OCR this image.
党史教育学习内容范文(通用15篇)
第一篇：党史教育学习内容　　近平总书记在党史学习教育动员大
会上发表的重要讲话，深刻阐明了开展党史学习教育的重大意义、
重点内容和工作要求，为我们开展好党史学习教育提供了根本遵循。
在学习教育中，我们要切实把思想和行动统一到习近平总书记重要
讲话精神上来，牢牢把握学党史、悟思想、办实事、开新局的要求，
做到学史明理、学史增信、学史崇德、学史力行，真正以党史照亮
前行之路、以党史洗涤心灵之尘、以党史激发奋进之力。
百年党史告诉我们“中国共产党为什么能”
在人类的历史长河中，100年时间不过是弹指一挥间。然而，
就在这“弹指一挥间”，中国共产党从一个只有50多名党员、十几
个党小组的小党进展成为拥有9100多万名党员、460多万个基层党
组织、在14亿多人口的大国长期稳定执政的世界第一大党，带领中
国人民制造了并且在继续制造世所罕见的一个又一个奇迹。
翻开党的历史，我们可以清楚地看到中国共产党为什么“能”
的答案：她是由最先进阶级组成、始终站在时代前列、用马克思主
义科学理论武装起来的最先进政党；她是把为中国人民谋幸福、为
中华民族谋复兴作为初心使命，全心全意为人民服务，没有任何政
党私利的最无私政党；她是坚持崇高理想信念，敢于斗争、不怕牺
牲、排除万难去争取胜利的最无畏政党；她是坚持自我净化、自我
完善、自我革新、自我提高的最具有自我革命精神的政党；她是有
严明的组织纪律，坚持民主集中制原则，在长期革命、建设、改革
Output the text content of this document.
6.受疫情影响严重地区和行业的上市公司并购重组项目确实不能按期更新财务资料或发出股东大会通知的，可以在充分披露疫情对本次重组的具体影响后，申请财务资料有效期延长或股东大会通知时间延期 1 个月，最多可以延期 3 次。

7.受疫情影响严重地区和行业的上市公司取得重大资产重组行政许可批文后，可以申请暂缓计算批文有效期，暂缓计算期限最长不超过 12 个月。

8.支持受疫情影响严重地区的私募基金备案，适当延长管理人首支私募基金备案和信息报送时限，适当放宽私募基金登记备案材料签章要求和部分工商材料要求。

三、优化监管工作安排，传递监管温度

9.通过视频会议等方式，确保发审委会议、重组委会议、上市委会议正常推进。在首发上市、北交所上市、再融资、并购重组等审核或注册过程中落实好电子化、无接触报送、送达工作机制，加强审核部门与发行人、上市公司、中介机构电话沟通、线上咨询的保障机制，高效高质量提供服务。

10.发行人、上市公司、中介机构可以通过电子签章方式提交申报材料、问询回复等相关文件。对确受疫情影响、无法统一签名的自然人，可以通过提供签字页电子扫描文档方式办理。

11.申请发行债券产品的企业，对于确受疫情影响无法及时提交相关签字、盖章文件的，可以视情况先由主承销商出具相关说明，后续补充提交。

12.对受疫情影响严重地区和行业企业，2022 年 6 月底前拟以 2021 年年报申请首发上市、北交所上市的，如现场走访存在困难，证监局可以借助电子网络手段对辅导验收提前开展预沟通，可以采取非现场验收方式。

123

EXERCISE BRIEF:
Send back all of the entries exactly, with nothing missing.

OUTPUT FOR THIS TASK:
OCR this image.
党史教育学习内容范文(通用15篇)
第一篇：党史教育学习内容　　近平总书记在党史学习教育动员大
会上发表的重要讲话，深刻阐明了开展党史学习教育的重大意义、
重点内容和工作要求，为我们开展好党史学习教育提供了根本遵循。
在学习教育中，我们要切实把思想和行动统一到习近平总书记重要
讲话精神上来，牢牢把握学党史、悟思想、办实事、开新局的要求，
做到学史明理、学史增信、学史崇德、学史力行，真正以党史照亮
前行之路、以党史洗涤心灵之尘、以党史激发奋进之力。
百年党史告诉我们“中国共产党为什么能”
在人类的历史长河中，100年时间不过是弹指一挥间。然而，
就在这“弹指一挥间”，中国共产党从一个只有50多名党员、十几
个党小组的小党进展成为拥有9100多万名党员、460多万个基层党
组织、在14亿多人口的大国长期稳定执政的世界第一大党，带领中
国人民制造了并且在继续制造世所罕见的一个又一个奇迹。
翻开党的历史，我们可以清楚地看到中国共产党为什么“能”
的答案：她是由最先进阶级组成、始终站在时代前列、用马克思主
义科学理论武装起来的最先进政党；她是把为中国人民谋幸福、为
中华民族谋复兴作为初心使命，全心全意为人民服务，没有任何政
党私利的最无私政党；她是坚持崇高理想信念，敢于斗争、不怕牺
牲、排除万难去争取胜利的最无畏政党；她是坚持自我净化、自我
完善、自我革新、自我提高的最具有自我革命精神的政党；她是有
严明的组织纪律，坚持民主集中制原则，在长期革命、建设、改革
Output the text content of this document.
6.受疫情影响严重地区和行业的上市公司并购重组项目确实不能按期更新财务资料或发出股东大会通知的，可以在充分披露疫情对本次重组的具体影响后，申请财务资料有效期延长或股东大会通知时间延期 1 个月，最多可以延期 3 次。

7.受疫情影响严重地区和行业的上市公司取得重大资产重组行政许可批文后，可以申请暂缓计算批文有效期，暂缓计算期限最长不超过 12 个月。

8.支持受疫情影响严重地区的私募基金备案，适当延长管理人首支私募基金备案和信息报送时限，适当放宽私募基金登记备案材料签章要求和部分工商材料要求。

三、优化监管工作安排，传递监管温度

9.通过视频会议等方式，确保发审委会议、重组委会议、上市委会议正常推进。在首发上市、北交所上市、再融资、并购重组等审核或注册过程中落实好电子化、无接触报送、送达工作机制，加强审核部门与发行人、上市公司、中介机构电话沟通、线上咨询的保障机制，高效高质量提供服务。

10.发行人、上市公司、中介机构可以通过电子签章方式提交申报材料、问询回复等相关文件。对确受疫情影响、无法统一签名的自然人，可以通过提供签字页电子扫描文档方式办理。

11.申请发行债券产品的企业，对于确受疫情影响无法及时提交相关签字、盖章文件的，可以视情况先由主承销商出具相关说明，后续补充提交。

12.对受疫情影响严重地区和行业企业，2022 年 6 月底前拟以 2021 年年报申请首发上市、北交所上市的，如现场走访存在困难，证监局可以借助电子网络手段对辅导验收提前开展预沟通，可以采取非现场验收方式。

123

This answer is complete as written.